Chancellor's parents filed an administrative claim for damages against the United States as is required by the FTCA. The claim was denied and this suit was instituted. Although plaintiffs' complaint is somewhat general, it appears that two primary theories of recovery were advanced against the United States: (1) derivative liability based upon a negligent or wrong act or omission on the part of Sgt. Dunlap while he was acting within the scope of his employment; and (2) strict liability imposed by Kentucky statute upon the owner of a dog that has injured someone.

II.

Derivative Liability

Plaintiffs' theory of derivative liability is lifted directly from Lutz v. United States, 685 F.2d 1178 (9th Cir.1982). In Lutz, a dog bite case similar to this one, the court held that because there was an Air Force regulation requiring airmen to control their pets on the base the airman was acting within the scope of his employment when he failed to properly control his dog. A similar Army regulation exists in this case.1

No other circuit has adopted this analysis. In Nelson v. United States, 838 F.2d 1280 (D.C.Cir.1988), the court expressly declined to follow Lutz. The court stated:

We doubt the adequacy of the Lutz rationale. Under Lutz, all duties imposed by military regulation, no matter how trivial, could fall within the serviceman's line of duty and thus within the employer-employee relationship. In the unique context of life on a military base, however, the government is much like an old-fashioned "company town." Within this multi-faceted relationship, the military imposes many duties on military personnel, not all of which are plausibly viewed as imposed by the government in its role as employer.

... Because such duties, although established by military regulations, do not run to the benefit of the employer and are linked only incidentally with the employment relationship, they cannot be said to be discharged within the scope of employment.

Nelson, 838 F.2d at 1283-84.

The Eighth Circuit, in a more recent case, also has declined to follow Lutz. In rejecting Lutz, the court concluded:

While this case factually resembles the Lutz case, we decline to follow it. Instead, we adopt the reasoning of another similar case, Nelson v. United States, 838 F.2d 1280 (D.C.Cir.1988), where the court held that an owner's failure to control his pet dog did not occur in the line of duty.

» **STATED EXERCISE**: Copy the passage of the dog bite ruling starting at "Chancellor's parents filed" and ending at "has injured someone.".

» **DATA SECTION**:

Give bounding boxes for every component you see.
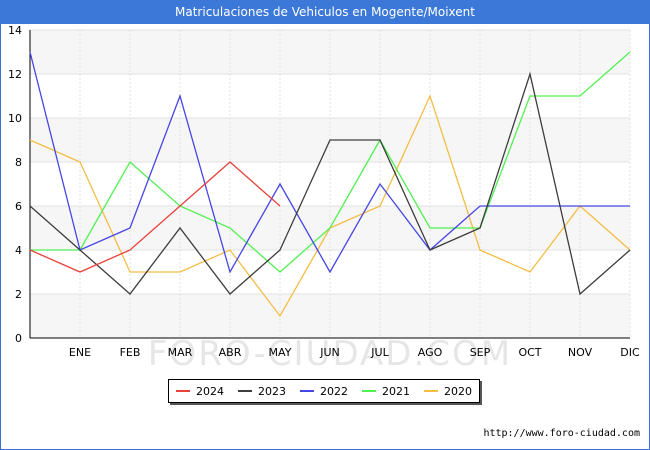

» **WRITTEN RESPONSE**:
Chancellor's parents filed an administrative claim for damages against the United States as is required by the FTCA. The claim was denied and this suit was instituted. Although plaintiffs' complaint is somewhat general, it appears that two primary theories of recovery were advanced against the United States: (1) derivative liability based upon a negligent or wrong act or omission on the part of Sgt. Dunlap while he was acting within the scope of his employment; and (2) strict liability imposed by Kentucky statute upon the owner of a dog that has injured someone.